[Reading text — start]
I am new here and this is my first post. I initially decided to stay away from internet forums but I am in desperately need of support now. I am a 23 year old male from India. I took 15 mg finasteride (over a period of one month) last year i.e. July 2019. I started cutting my pills into half after first five pills were giving me sides.
I gradually started developing symptoms from the 2-3rd pill but kept taking it because I didn’t want to accept it was an outcome of finasteride. I was trying to convince me it is all psychosomatic and will go away if I dont think about it. I only have mental sides, even that is limited to cognitive functions and anxiety. I feel my head is filled with something heavy. On the brightside, I dont have any sexual side effects. My orgasm may not be as strong but that can directly be an outcome of brainfog.
For the past one year Brain fog and anxiety remains on and off through the day. It has improved manifold and the progress to improvement has been non-linear (i.e. it gets a lot worse before it gets a lot better)
On this day, I feel a lot better, but I still don’t feel hundred percent and it is still affecting my academic studies which was completely shunted for the past year. Many times last year I Have felt that I have recovered 90% and it will only take another week for me to get 100%. But, I am really worried considering it has been happening for the last 6 months and I am starting to worry if it will ever be 100%.
I dont really have a job yet and I was looking for one before I took finasteride. I told my self lets take finasteride, deal with hairloss first and then I will focus on the job aspect. But finasteride changed everything.
I am badly in need of words of encouragement. So can the long time members of this forum, please help me on how to deal with this emotionally ?
Does it get 100% better for people, or does it only get better upto a point where people can function?
Do people who have PFS here have normal stable jobs and family life?
Is it wise to tell your family that you have pfs, considering mental health is a taboo in India and awareness about it is meagre.?
Please dont be negative and make positive respones because I am really in a panic mode. The better I get the more worried I become because I start comparing how my life would have been if I never took this drug.
[Reading text — finish]
[Extracted material — start]
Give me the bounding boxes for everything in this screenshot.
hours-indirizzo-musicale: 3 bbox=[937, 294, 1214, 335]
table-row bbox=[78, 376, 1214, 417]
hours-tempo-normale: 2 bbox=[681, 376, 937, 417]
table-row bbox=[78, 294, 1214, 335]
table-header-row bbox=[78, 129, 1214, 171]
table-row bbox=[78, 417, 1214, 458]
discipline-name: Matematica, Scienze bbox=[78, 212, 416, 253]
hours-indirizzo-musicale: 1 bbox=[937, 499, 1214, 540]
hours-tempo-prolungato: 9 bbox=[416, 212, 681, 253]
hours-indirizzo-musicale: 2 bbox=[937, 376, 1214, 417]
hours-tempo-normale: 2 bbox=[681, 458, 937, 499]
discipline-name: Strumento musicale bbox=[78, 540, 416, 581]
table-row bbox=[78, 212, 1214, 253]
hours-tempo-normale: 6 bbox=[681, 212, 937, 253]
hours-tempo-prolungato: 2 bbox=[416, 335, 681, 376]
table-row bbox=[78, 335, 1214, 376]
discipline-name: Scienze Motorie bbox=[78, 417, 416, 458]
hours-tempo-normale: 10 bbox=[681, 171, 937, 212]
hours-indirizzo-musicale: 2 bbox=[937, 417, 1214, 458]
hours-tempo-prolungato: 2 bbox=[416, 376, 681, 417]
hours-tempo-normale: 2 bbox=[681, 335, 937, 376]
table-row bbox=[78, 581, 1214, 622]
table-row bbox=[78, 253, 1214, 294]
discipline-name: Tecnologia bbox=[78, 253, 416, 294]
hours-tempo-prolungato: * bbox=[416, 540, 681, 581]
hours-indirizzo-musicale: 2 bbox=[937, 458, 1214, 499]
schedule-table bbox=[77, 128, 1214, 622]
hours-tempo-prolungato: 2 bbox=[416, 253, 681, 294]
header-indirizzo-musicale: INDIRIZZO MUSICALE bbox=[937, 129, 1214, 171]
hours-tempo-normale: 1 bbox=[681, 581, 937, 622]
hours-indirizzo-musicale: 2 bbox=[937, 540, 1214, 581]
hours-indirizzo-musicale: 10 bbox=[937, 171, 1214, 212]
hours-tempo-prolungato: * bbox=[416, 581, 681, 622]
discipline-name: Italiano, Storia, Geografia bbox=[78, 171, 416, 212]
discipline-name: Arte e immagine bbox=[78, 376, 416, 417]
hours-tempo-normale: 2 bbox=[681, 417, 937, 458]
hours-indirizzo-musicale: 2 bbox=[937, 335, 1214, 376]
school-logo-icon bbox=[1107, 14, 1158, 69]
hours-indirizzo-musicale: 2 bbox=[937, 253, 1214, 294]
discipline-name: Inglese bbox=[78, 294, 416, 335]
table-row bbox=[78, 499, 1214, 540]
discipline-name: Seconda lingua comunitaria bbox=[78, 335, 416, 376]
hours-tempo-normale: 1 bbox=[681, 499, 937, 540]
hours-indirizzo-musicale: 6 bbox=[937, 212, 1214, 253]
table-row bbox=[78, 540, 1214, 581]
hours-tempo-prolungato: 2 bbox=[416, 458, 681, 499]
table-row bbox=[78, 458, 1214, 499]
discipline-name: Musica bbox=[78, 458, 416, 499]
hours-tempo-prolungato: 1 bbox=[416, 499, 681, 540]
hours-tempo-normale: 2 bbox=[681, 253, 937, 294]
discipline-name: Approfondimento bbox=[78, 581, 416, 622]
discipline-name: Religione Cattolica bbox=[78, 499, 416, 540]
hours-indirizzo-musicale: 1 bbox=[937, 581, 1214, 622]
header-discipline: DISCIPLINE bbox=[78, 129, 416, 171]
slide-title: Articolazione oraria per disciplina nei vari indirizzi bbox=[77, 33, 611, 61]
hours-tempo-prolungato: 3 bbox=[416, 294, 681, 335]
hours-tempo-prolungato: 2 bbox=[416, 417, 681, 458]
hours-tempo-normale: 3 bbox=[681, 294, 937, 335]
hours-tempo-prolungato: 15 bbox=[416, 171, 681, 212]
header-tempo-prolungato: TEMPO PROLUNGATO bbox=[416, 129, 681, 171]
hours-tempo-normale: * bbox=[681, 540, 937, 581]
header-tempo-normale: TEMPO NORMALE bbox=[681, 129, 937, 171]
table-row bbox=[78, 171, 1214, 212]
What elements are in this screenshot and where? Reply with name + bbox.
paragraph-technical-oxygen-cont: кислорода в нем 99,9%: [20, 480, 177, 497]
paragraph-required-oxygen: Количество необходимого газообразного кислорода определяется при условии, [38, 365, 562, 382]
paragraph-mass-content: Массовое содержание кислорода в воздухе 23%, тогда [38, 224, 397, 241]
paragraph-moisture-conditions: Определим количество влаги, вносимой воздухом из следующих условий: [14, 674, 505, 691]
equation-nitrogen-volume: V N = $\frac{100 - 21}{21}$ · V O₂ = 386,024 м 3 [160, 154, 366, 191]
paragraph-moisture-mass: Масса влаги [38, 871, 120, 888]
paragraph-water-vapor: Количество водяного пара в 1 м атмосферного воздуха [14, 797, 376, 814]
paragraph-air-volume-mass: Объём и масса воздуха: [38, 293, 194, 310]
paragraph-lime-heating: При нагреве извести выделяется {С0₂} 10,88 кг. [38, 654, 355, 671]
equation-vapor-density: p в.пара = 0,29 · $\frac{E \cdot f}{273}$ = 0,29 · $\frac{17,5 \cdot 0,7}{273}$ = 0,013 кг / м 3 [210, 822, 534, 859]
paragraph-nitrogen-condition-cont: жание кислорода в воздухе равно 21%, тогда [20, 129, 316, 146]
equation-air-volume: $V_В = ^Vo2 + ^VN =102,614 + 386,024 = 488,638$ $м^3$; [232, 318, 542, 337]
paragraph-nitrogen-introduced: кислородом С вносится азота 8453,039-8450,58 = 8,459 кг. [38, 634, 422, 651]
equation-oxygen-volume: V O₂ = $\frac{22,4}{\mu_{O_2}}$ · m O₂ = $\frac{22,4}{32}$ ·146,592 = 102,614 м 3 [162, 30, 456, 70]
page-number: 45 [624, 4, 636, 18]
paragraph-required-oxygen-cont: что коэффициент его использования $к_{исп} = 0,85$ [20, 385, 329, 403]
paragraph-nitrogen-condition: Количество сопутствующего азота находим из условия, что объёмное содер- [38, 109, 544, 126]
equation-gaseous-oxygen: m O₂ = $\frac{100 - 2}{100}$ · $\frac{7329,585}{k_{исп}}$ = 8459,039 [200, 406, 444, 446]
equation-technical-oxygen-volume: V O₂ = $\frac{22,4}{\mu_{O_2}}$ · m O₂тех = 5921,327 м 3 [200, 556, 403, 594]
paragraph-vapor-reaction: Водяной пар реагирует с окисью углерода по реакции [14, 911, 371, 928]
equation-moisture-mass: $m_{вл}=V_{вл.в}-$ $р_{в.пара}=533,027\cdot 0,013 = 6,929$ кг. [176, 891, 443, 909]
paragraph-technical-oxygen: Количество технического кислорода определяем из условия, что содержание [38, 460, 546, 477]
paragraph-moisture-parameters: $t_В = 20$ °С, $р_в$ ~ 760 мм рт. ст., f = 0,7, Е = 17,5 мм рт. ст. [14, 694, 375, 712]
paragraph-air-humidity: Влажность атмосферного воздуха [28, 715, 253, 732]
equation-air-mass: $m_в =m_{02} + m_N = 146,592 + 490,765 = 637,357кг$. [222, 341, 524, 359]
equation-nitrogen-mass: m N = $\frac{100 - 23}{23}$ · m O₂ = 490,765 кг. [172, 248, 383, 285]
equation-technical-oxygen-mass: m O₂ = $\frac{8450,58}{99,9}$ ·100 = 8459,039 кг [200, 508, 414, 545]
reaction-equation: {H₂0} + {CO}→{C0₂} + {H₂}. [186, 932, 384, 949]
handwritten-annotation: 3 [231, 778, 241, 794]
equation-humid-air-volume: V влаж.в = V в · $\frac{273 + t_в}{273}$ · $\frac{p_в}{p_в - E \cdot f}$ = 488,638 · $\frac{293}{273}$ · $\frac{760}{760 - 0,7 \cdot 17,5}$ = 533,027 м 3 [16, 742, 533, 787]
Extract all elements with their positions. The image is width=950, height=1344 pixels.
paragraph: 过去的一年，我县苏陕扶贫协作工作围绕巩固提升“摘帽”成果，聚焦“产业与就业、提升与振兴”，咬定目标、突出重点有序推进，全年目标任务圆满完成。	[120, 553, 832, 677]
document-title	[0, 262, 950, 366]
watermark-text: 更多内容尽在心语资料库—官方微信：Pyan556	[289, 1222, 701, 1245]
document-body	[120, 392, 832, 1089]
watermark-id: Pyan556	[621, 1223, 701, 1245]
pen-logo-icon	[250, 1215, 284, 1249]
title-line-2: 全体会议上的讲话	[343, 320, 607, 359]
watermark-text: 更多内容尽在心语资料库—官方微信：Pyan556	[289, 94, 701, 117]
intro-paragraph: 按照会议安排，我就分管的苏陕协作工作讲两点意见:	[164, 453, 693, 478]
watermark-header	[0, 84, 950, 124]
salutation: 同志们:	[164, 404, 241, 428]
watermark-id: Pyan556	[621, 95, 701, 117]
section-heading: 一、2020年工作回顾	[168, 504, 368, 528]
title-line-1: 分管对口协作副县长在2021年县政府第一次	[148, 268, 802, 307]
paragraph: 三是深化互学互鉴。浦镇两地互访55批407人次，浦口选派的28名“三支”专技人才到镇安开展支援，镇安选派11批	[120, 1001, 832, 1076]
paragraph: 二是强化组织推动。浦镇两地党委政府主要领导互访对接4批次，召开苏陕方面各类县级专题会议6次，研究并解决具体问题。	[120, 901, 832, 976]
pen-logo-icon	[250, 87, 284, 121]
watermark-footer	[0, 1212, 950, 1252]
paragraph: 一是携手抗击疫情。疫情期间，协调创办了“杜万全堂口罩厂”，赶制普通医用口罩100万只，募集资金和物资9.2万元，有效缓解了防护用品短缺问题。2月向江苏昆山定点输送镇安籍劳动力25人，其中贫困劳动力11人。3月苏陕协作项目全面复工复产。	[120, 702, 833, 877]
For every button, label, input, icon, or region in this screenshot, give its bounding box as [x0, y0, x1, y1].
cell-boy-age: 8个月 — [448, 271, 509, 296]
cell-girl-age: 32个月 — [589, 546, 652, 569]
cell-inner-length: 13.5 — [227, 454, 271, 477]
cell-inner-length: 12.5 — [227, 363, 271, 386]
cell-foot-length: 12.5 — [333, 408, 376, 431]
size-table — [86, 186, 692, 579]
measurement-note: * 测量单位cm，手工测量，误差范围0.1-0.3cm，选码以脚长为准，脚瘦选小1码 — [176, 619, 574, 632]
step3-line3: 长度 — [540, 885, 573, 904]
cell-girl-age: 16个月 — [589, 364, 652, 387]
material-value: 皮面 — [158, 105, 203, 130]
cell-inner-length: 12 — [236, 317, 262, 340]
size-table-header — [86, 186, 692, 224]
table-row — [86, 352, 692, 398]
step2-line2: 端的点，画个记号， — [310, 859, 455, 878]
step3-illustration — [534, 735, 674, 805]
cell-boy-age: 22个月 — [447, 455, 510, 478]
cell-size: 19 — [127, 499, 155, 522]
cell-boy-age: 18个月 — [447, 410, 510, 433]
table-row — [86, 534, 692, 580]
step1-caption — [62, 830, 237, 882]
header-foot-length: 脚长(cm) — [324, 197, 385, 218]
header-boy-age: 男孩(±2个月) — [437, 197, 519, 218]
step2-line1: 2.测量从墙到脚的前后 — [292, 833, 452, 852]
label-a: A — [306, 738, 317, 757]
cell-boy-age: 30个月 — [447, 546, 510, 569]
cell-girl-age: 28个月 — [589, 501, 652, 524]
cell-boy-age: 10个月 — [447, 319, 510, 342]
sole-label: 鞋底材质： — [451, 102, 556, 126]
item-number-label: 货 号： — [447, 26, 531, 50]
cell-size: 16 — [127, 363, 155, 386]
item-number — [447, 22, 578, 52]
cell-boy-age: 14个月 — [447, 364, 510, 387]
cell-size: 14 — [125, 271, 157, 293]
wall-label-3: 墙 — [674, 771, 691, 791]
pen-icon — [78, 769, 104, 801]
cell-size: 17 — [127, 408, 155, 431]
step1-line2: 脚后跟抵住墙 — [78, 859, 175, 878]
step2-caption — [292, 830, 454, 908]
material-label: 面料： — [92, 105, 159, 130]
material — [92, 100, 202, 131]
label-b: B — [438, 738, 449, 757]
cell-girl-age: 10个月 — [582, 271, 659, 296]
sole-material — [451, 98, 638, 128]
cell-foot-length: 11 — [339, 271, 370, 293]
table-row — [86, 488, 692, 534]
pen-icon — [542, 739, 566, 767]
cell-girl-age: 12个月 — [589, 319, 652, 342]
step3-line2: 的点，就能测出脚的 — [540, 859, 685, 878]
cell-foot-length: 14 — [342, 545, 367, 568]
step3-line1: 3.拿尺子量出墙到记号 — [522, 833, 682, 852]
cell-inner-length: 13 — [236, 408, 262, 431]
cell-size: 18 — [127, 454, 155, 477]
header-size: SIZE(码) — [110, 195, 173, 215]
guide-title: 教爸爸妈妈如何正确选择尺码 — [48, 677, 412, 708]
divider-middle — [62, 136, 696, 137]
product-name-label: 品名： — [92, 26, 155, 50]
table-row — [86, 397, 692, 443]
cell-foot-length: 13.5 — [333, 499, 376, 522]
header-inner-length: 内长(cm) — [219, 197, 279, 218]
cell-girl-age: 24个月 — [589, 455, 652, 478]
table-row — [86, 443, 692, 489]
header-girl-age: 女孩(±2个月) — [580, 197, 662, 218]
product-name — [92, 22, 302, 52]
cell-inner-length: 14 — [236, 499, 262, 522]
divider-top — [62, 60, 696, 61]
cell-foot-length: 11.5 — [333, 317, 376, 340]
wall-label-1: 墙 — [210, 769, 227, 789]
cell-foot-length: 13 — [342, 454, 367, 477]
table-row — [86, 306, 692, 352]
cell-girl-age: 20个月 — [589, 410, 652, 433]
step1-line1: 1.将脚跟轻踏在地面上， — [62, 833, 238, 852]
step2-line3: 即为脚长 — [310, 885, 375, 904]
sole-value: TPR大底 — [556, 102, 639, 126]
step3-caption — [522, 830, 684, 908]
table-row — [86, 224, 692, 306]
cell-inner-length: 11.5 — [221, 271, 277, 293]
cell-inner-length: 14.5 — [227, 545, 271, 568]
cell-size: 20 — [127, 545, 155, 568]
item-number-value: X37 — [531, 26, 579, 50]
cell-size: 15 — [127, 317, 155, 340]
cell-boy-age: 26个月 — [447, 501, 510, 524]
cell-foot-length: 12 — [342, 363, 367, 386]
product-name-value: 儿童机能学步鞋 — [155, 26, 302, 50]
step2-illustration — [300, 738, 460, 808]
[Extracted material — finish]
- Exercise A:
Answer these about the forum post:
(i) How old is the writer, and what country is the writer from?
(ii) Which two areas does the writer say the mental side effects are limited to?
(iii) What was the writer looking for before taking finasteride?
- Exercise B: From the forum post, reproduce the passage starting with "On this day, I" and going on through "this emotionally ?".

- Your solution A:
(i) 23 years old, from India
(ii) Cognitive functions and anxiety
(iii) A job

- Your solution B:
On this day, I feel a lot better, but I still don’t feel hundred percent and it is still affecting my academic studies which was completely shunted for the past year. Many times last year I Have felt that I have recovered 90% and it will only take another week for me to get 100%. But, I am really worried considering it has been happening for the last 6 months and I am starting to worry if it will ever be 100%.
I dont really have a job yet and I was looking for one before I took finasteride. I told my self lets take finasteride, deal with hairloss first and then I will focus on the job aspect. But finasteride changed everything.
I am badly in need of words of encouragement. So can the long time members of this forum, please help me on how to deal with this emotionally ?